SHORT PROBLEM
Your task is to repeat the listing exactly.
:: TASK MATERIAL
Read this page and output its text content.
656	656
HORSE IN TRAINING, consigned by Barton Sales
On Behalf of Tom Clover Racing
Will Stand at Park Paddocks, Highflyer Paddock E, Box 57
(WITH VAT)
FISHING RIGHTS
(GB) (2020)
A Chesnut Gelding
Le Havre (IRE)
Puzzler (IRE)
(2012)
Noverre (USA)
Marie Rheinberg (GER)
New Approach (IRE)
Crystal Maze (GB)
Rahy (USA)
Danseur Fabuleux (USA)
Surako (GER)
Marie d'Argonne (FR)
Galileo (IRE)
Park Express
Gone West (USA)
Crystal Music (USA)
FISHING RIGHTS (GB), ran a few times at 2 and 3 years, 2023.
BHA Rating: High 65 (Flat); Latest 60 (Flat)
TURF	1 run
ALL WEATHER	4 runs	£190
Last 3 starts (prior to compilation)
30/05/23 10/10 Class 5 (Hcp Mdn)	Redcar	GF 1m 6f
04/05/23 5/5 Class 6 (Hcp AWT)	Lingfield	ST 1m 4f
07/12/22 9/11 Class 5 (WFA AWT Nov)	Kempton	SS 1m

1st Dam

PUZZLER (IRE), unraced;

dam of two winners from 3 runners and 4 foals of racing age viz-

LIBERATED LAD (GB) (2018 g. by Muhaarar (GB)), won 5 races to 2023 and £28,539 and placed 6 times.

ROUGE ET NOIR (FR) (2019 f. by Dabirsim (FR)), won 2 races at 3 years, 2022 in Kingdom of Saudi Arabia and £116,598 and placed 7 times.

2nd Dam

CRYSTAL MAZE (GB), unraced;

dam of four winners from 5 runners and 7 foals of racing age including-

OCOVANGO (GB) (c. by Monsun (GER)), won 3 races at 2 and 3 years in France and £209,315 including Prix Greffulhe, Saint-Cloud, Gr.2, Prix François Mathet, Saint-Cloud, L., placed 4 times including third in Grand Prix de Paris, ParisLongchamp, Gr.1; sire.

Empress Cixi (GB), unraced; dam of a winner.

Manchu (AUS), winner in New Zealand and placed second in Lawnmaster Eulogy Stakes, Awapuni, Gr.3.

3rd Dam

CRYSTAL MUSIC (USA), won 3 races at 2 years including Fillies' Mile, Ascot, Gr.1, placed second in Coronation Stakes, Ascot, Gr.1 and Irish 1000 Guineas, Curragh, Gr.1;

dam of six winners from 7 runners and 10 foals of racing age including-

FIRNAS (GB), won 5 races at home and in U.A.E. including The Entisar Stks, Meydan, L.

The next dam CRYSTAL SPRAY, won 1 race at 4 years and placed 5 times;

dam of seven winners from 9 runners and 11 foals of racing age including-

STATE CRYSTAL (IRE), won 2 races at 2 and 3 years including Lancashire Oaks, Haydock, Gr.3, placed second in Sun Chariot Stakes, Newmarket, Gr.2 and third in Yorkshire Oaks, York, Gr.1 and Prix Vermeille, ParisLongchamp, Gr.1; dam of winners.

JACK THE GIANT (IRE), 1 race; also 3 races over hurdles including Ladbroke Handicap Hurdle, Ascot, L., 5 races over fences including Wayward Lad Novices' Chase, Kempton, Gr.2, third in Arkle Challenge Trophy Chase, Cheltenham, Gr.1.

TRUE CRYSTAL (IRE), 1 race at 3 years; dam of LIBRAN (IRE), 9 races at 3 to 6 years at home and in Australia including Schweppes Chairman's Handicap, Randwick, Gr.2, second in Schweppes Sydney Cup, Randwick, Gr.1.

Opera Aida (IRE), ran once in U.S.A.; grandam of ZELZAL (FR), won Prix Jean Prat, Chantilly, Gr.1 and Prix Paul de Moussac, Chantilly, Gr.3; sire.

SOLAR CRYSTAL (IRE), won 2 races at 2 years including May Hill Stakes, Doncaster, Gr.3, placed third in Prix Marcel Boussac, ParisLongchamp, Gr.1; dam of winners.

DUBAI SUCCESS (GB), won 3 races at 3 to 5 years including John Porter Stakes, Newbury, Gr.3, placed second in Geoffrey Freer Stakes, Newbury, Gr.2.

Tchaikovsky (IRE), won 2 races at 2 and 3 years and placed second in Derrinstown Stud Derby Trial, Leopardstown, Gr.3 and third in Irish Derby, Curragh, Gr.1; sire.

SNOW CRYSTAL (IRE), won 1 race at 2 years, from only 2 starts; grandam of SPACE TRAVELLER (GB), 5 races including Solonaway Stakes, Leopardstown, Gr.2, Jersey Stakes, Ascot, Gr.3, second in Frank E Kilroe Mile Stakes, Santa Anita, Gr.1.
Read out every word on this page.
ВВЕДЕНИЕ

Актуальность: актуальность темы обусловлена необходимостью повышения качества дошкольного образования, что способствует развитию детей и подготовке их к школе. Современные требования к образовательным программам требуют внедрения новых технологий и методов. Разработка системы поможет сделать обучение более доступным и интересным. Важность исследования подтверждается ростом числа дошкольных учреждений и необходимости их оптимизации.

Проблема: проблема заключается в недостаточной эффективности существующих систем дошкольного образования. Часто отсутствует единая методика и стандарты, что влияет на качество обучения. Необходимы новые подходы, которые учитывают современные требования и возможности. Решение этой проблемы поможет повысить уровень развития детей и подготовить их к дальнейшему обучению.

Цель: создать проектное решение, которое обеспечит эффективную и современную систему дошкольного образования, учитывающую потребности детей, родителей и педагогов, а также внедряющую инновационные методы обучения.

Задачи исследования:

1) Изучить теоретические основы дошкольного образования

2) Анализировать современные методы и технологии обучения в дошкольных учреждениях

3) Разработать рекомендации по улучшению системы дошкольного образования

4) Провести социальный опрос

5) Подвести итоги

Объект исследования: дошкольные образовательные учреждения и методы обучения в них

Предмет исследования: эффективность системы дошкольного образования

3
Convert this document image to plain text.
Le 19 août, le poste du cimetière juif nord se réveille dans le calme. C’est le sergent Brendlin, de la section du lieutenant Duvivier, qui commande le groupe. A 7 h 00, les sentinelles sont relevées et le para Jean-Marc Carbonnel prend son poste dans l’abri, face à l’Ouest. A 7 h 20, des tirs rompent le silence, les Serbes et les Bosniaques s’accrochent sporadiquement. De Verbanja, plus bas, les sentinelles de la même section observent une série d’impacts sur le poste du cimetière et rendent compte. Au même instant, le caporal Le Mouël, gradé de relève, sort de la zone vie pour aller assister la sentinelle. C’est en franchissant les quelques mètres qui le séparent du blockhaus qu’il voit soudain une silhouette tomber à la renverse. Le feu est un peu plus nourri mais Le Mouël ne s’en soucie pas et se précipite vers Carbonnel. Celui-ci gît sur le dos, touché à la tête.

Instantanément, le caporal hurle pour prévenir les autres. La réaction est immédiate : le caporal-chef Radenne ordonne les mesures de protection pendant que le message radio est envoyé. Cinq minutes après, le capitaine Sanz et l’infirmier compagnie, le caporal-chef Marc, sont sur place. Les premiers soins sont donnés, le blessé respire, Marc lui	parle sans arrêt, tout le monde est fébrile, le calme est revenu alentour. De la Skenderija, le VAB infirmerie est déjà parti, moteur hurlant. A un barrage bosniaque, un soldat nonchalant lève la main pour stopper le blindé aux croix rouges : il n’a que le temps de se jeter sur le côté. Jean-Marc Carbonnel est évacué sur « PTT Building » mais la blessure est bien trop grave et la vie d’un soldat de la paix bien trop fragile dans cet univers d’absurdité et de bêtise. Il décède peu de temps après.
::::
THE COMPLETED TASK
Read this page and output its text content.
656	656
HORSE IN TRAINING, consigned by Barton Sales
On Behalf of Tom Clover Racing
Will Stand at Park Paddocks, Highflyer Paddock E, Box 57
(WITH VAT)
FISHING RIGHTS
(GB) (2020)
A Chesnut Gelding
Le Havre (IRE)
Puzzler (IRE)
(2012)
Noverre (USA)
Marie Rheinberg (GER)
New Approach (IRE)
Crystal Maze (GB)
Rahy (USA)
Danseur Fabuleux (USA)
Surako (GER)
Marie d'Argonne (FR)
Galileo (IRE)
Park Express
Gone West (USA)
Crystal Music (USA)
FISHING RIGHTS (GB), ran a few times at 2 and 3 years, 2023.
BHA Rating: High 65 (Flat); Latest 60 (Flat)
TURF	1 run
ALL WEATHER	4 runs	£190
Last 3 starts (prior to compilation)
30/05/23 10/10 Class 5 (Hcp Mdn)	Redcar	GF 1m 6f
04/05/23 5/5 Class 6 (Hcp AWT)	Lingfield	ST 1m 4f
07/12/22 9/11 Class 5 (WFA AWT Nov)	Kempton	SS 1m

1st Dam

PUZZLER (IRE), unraced;

dam of two winners from 3 runners and 4 foals of racing age viz-

LIBERATED LAD (GB) (2018 g. by Muhaarar (GB)), won 5 races to 2023 and £28,539 and placed 6 times.

ROUGE ET NOIR (FR) (2019 f. by Dabirsim (FR)), won 2 races at 3 years, 2022 in Kingdom of Saudi Arabia and £116,598 and placed 7 times.

2nd Dam

CRYSTAL MAZE (GB), unraced;

dam of four winners from 5 runners and 7 foals of racing age including-

OCOVANGO (GB) (c. by Monsun (GER)), won 3 races at 2 and 3 years in France and £209,315 including Prix Greffulhe, Saint-Cloud, Gr.2, Prix François Mathet, Saint-Cloud, L., placed 4 times including third in Grand Prix de Paris, ParisLongchamp, Gr.1; sire.

Empress Cixi (GB), unraced; dam of a winner.

Manchu (AUS), winner in New Zealand and placed second in Lawnmaster Eulogy Stakes, Awapuni, Gr.3.

3rd Dam

CRYSTAL MUSIC (USA), won 3 races at 2 years including Fillies' Mile, Ascot, Gr.1, placed second in Coronation Stakes, Ascot, Gr.1 and Irish 1000 Guineas, Curragh, Gr.1;

dam of six winners from 7 runners and 10 foals of racing age including-

FIRNAS (GB), won 5 races at home and in U.A.E. including The Entisar Stks, Meydan, L.

The next dam CRYSTAL SPRAY, won 1 race at 4 years and placed 5 times;

dam of seven winners from 9 runners and 11 foals of racing age including-

STATE CRYSTAL (IRE), won 2 races at 2 and 3 years including Lancashire Oaks, Haydock, Gr.3, placed second in Sun Chariot Stakes, Newmarket, Gr.2 and third in Yorkshire Oaks, York, Gr.1 and Prix Vermeille, ParisLongchamp, Gr.1; dam of winners.

JACK THE GIANT (IRE), 1 race; also 3 races over hurdles including Ladbroke Handicap Hurdle, Ascot, L., 5 races over fences including Wayward Lad Novices' Chase, Kempton, Gr.2, third in Arkle Challenge Trophy Chase, Cheltenham, Gr.1.

TRUE CRYSTAL (IRE), 1 race at 3 years; dam of LIBRAN (IRE), 9 races at 3 to 6 years at home and in Australia including Schweppes Chairman's Handicap, Randwick, Gr.2, second in Schweppes Sydney Cup, Randwick, Gr.1.

Opera Aida (IRE), ran once in U.S.A.; grandam of ZELZAL (FR), won Prix Jean Prat, Chantilly, Gr.1 and Prix Paul de Moussac, Chantilly, Gr.3; sire.

SOLAR CRYSTAL (IRE), won 2 races at 2 years including May Hill Stakes, Doncaster, Gr.3, placed third in Prix Marcel Boussac, ParisLongchamp, Gr.1; dam of winners.

DUBAI SUCCESS (GB), won 3 races at 3 to 5 years including John Porter Stakes, Newbury, Gr.3, placed second in Geoffrey Freer Stakes, Newbury, Gr.2.

Tchaikovsky (IRE), won 2 races at 2 and 3 years and placed second in Derrinstown Stud Derby Trial, Leopardstown, Gr.3 and third in Irish Derby, Curragh, Gr.1; sire.

SNOW CRYSTAL (IRE), won 1 race at 2 years, from only 2 starts; grandam of SPACE TRAVELLER (GB), 5 races including Solonaway Stakes, Leopardstown, Gr.2, Jersey Stakes, Ascot, Gr.3, second in Frank E Kilroe Mile Stakes, Santa Anita, Gr.1.
Read out every word on this page.
ВВЕДЕНИЕ

Актуальность: актуальность темы обусловлена необходимостью повышения качества дошкольного образования, что способствует развитию детей и подготовке их к школе. Современные требования к образовательным программам требуют внедрения новых технологий и методов. Разработка системы поможет сделать обучение более доступным и интересным. Важность исследования подтверждается ростом числа дошкольных учреждений и необходимости их оптимизации.

Проблема: проблема заключается в недостаточной эффективности существующих систем дошкольного образования. Часто отсутствует единая методика и стандарты, что влияет на качество обучения. Необходимы новые подходы, которые учитывают современные требования и возможности. Решение этой проблемы поможет повысить уровень развития детей и подготовить их к дальнейшему обучению.

Цель: создать проектное решение, которое обеспечит эффективную и современную систему дошкольного образования, учитывающую потребности детей, родителей и педагогов, а также внедряющую инновационные методы обучения.

Задачи исследования:

1) Изучить теоретические основы дошкольного образования

2) Анализировать современные методы и технологии обучения в дошкольных учреждениях

3) Разработать рекомендации по улучшению системы дошкольного образования

4) Провести социальный опрос

5) Подвести итоги

Объект исследования: дошкольные образовательные учреждения и методы обучения в них

Предмет исследования: эффективность системы дошкольного образования

3
Convert this document image to plain text.
Le 19 août, le poste du cimetière juif nord se réveille dans le calme. C’est le sergent Brendlin, de la section du lieutenant Duvivier, qui commande le groupe. A 7 h 00, les sentinelles sont relevées et le para Jean-Marc Carbonnel prend son poste dans l’abri, face à l’Ouest. A 7 h 20, des tirs rompent le silence, les Serbes et les Bosniaques s’accrochent sporadiquement. De Verbanja, plus bas, les sentinelles de la même section observent une série d’impacts sur le poste du cimetière et rendent compte. Au même instant, le caporal Le Mouël, gradé de relève, sort de la zone vie pour aller assister la sentinelle. C’est en franchissant les quelques mètres qui le séparent du blockhaus qu’il voit soudain une silhouette tomber à la renverse. Le feu est un peu plus nourri mais Le Mouël ne s’en soucie pas et se précipite vers Carbonnel. Celui-ci gît sur le dos, touché à la tête.

Instantanément, le caporal hurle pour prévenir les autres. La réaction est immédiate : le caporal-chef Radenne ordonne les mesures de protection pendant que le message radio est envoyé. Cinq minutes après, le capitaine Sanz et l’infirmier compagnie, le caporal-chef Marc, sont sur place. Les premiers soins sont donnés, le blessé respire, Marc lui	parle sans arrêt, tout le monde est fébrile, le calme est revenu alentour. De la Skenderija, le VAB infirmerie est déjà parti, moteur hurlant. A un barrage bosniaque, un soldat nonchalant lève la main pour stopper le blindé aux croix rouges : il n’a que le temps de se jeter sur le côté. Jean-Marc Carbonnel est évacué sur « PTT Building » mais la blessure est bien trop grave et la vie d’un soldat de la paix bien trop fragile dans cet univers d’absurdité et de bêtise. Il décède peu de temps après.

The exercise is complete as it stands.